Goal:
Report how many lines contain "მოსახლეზე". The answer is a single number.

Source data:
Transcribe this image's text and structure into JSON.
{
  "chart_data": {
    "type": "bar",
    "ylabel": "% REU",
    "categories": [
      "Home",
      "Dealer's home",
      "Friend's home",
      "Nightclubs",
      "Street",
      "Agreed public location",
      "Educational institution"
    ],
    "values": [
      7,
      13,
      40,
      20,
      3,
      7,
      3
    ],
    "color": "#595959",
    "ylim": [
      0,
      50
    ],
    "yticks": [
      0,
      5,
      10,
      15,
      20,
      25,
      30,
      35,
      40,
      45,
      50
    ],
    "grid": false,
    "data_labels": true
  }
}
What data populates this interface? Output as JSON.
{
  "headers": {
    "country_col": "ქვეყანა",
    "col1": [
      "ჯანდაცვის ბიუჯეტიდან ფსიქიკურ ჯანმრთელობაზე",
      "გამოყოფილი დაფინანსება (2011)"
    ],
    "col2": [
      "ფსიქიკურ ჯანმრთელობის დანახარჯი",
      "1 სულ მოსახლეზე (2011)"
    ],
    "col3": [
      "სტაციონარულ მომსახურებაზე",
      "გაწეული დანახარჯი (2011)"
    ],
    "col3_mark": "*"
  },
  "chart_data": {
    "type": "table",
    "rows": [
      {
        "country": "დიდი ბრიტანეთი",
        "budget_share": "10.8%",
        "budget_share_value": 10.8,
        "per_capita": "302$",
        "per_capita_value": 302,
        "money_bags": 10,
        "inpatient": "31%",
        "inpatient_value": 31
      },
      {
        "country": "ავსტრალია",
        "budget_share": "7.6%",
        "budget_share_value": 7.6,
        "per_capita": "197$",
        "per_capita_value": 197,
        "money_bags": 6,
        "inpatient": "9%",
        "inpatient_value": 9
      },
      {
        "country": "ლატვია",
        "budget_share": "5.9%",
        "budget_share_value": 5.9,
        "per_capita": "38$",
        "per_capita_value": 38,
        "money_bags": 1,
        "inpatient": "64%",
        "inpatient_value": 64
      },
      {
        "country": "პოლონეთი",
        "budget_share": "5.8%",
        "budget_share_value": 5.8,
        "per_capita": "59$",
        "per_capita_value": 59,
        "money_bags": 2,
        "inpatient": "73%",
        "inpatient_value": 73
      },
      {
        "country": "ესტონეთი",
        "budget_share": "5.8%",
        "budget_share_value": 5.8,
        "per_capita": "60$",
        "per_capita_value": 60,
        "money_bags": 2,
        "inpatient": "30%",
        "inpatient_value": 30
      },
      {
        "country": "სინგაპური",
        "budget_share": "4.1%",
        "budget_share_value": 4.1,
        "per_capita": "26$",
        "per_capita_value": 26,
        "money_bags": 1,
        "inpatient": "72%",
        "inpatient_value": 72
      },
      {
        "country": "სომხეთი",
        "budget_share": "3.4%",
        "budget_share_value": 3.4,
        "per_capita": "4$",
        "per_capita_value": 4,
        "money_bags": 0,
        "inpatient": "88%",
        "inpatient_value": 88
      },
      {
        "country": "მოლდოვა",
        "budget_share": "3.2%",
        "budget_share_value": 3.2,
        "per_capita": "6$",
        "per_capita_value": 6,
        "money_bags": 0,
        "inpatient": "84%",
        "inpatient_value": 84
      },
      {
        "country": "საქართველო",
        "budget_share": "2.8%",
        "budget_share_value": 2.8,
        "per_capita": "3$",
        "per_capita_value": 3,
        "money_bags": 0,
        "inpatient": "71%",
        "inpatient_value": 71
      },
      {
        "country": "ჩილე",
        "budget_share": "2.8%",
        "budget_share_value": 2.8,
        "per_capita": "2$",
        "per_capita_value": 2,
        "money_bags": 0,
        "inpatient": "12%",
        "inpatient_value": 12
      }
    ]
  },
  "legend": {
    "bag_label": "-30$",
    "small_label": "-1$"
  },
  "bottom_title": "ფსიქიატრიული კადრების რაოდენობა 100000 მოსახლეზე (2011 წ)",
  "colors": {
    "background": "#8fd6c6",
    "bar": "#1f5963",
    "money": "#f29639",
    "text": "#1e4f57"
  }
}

Written reply:
2